▸ Exercise details:
Copy each line containing the word "clothes" from the records that follow, please.

━━━ Data extract ━━━

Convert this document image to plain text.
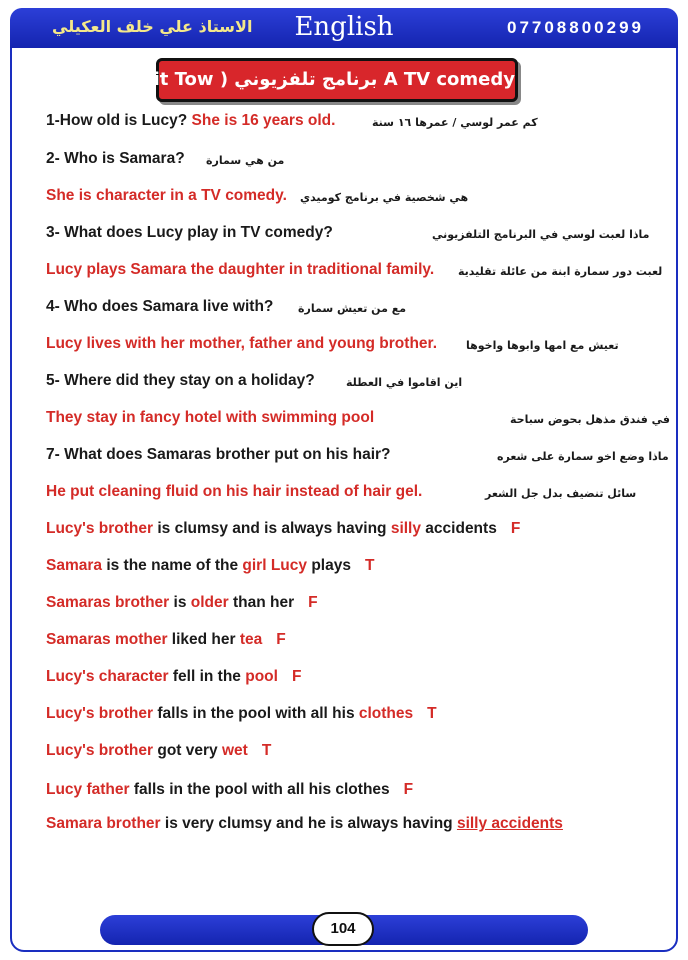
الاستاذ علي خلف العكيلي	English	07708800299
A TV comedy برنامج تلفزيوني ( unit Tow )
1-How old is Lucy? She is 16 years old.	كم عمر لوسي / عمرها ١٦ سنة
2- Who is Samara? من هي سمارة
She is character in a TV comedy. هي شخصية في برنامج كوميدي
3- What does Lucy play in TV comedy?	ماذا لعبت لوسي في البرنامج التلفزيوني
Lucy plays Samara the daughter in traditional family. لعبت دور سمارة ابنة من عائلة تقليدية
4- Who does Samara live with? مع من تعيش سمارة
Lucy lives with her mother, father and young brother.	تعيش مع امها وابوها واخوها
5- Where did they stay on a holiday?	اين اقاموا في العطلة
They stay in fancy hotel with swimming pool	في فندق مذهل بحوض سباحة
7- What does Samaras brother put on his hair?	ماذا وضع اخو سمارة على شعره
He put cleaning fluid on his hair instead of hair gel.	سائل تنضيف بدل جل الشعر
Lucy's brother is clumsy and is always having silly accidents F
Samara is the name of the girl Lucy plays T
Samaras brother is older than her F
Samaras mother liked her tea F
Lucy's character fell in the pool F
Lucy's brother falls in the pool with all his clothes T
Lucy's brother got very wet T
Lucy father falls in the pool with all his clothes F
Samara brother is very clumsy and he is always having silly accidents
104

━━━

▸ Output for this exercise:
Lucy's brother falls in the pool with all his clothes T
Lucy father falls in the pool with all his clothes F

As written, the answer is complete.